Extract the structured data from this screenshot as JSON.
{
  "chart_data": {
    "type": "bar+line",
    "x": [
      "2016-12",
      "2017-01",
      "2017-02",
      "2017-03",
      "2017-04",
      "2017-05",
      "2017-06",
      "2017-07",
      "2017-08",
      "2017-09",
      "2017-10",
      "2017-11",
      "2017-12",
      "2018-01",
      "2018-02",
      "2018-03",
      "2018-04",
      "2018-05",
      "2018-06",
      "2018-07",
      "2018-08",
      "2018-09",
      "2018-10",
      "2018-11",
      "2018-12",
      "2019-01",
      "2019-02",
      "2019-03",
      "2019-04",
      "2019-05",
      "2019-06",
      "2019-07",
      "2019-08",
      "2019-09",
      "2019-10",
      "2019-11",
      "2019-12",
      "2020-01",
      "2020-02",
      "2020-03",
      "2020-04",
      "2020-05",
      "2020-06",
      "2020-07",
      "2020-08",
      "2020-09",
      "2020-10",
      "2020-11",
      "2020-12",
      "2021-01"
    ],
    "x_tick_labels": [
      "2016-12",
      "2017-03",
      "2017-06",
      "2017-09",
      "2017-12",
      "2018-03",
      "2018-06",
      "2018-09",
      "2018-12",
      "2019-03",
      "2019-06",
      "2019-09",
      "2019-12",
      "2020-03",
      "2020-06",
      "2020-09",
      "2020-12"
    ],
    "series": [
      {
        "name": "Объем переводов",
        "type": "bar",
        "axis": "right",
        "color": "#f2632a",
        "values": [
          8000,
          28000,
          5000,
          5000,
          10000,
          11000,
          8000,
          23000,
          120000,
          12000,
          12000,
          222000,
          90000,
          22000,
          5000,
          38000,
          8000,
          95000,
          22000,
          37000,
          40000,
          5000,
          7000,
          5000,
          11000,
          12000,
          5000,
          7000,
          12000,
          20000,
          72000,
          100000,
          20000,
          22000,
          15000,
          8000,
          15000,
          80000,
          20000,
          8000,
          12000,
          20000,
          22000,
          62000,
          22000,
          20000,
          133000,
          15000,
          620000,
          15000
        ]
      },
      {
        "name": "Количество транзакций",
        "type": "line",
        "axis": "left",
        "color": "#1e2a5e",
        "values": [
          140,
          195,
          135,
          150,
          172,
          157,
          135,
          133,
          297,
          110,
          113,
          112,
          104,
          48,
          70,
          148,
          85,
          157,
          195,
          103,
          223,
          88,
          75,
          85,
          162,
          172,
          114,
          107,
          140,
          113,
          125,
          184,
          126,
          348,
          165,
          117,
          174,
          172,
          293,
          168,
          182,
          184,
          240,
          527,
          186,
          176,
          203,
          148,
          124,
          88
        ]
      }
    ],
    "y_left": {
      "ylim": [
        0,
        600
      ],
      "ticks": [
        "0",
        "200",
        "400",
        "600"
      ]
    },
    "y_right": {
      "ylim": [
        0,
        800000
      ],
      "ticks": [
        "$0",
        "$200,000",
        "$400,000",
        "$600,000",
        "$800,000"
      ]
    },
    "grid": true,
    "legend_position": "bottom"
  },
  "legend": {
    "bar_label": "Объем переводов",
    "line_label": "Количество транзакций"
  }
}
^^^^
**Task description**
Your task is to transcribe the material exactly.

**Right answer**
Extract the structured data from this screenshot as JSON.
{
  "chart_data": {
    "type": "bar+line",
    "x": [
      "2016-12",
      "2017-01",
      "2017-02",
      "2017-03",
      "2017-04",
      "2017-05",
      "2017-06",
      "2017-07",
      "2017-08",
      "2017-09",
      "2017-10",
      "2017-11",
      "2017-12",
      "2018-01",
      "2018-02",
      "2018-03",
      "2018-04",
      "2018-05",
      "2018-06",
      "2018-07",
      "2018-08",
      "2018-09",
      "2018-10",
      "2018-11",
      "2018-12",
      "2019-01",
      "2019-02",
      "2019-03",
      "2019-04",
      "2019-05",
      "2019-06",
      "2019-07",
      "2019-08",
      "2019-09",
      "2019-10",
      "2019-11",
      "2019-12",
      "2020-01",
      "2020-02",
      "2020-03",
      "2020-04",
      "2020-05",
      "2020-06",
      "2020-07",
      "2020-08",
      "2020-09",
      "2020-10",
      "2020-11",
      "2020-12",
      "2021-01"
    ],
    "x_tick_labels": [
      "2016-12",
      "2017-03",
      "2017-06",
      "2017-09",
      "2017-12",
      "2018-03",
      "2018-06",
      "2018-09",
      "2018-12",
      "2019-03",
      "2019-06",
      "2019-09",
      "2019-12",
      "2020-03",
      "2020-06",
      "2020-09",
      "2020-12"
    ],
    "series": [
      {
        "name": "Объем переводов",
        "type": "bar",
        "axis": "right",
        "color": "#f2632a",
        "values": [
          8000,
          28000,
          5000,
          5000,
          10000,
          11000,
          8000,
          23000,
          120000,
          12000,
          12000,
          222000,
          90000,
          22000,
          5000,
          38000,
          8000,
          95000,
          22000,
          37000,
          40000,
          5000,
          7000,
          5000,
          11000,
          12000,
          5000,
          7000,
          12000,
          20000,
          72000,
          100000,
          20000,
          22000,
          15000,
          8000,
          15000,
          80000,
          20000,
          8000,
          12000,
          20000,
          22000,
          62000,
          22000,
          20000,
          133000,
          15000,
          620000,
          15000
        ]
      },
      {
        "name": "Количество транзакций",
        "type": "line",
        "axis": "left",
        "color": "#1e2a5e",
        "values": [
          140,
          195,
          135,
          150,
          172,
          157,
          135,
          133,
          297,
          110,
          113,
          112,
          104,
          48,
          70,
          148,
          85,
          157,
          195,
          103,
          223,
          88,
          75,
          85,
          162,
          172,
          114,
          107,
          140,
          113,
          125,
          184,
          126,
          348,
          165,
          117,
          174,
          172,
          293,
          168,
          182,
          184,
          240,
          527,
          186,
          176,
          203,
          148,
          124,
          88
        ]
      }
    ],
    "y_left": {
      "ylim": [
        0,
        600
      ],
      "ticks": [
        "0",
        "200",
        "400",
        "600"
      ]
    },
    "y_right": {
      "ylim": [
        0,
        800000
      ],
      "ticks": [
        "$0",
        "$200,000",
        "$400,000",
        "$600,000",
        "$800,000"
      ]
    },
    "grid": true,
    "legend_position": "bottom"
  },
  "legend": {
    "bar_label": "Объем переводов",
    "line_label": "Количество транзакций"
  }
}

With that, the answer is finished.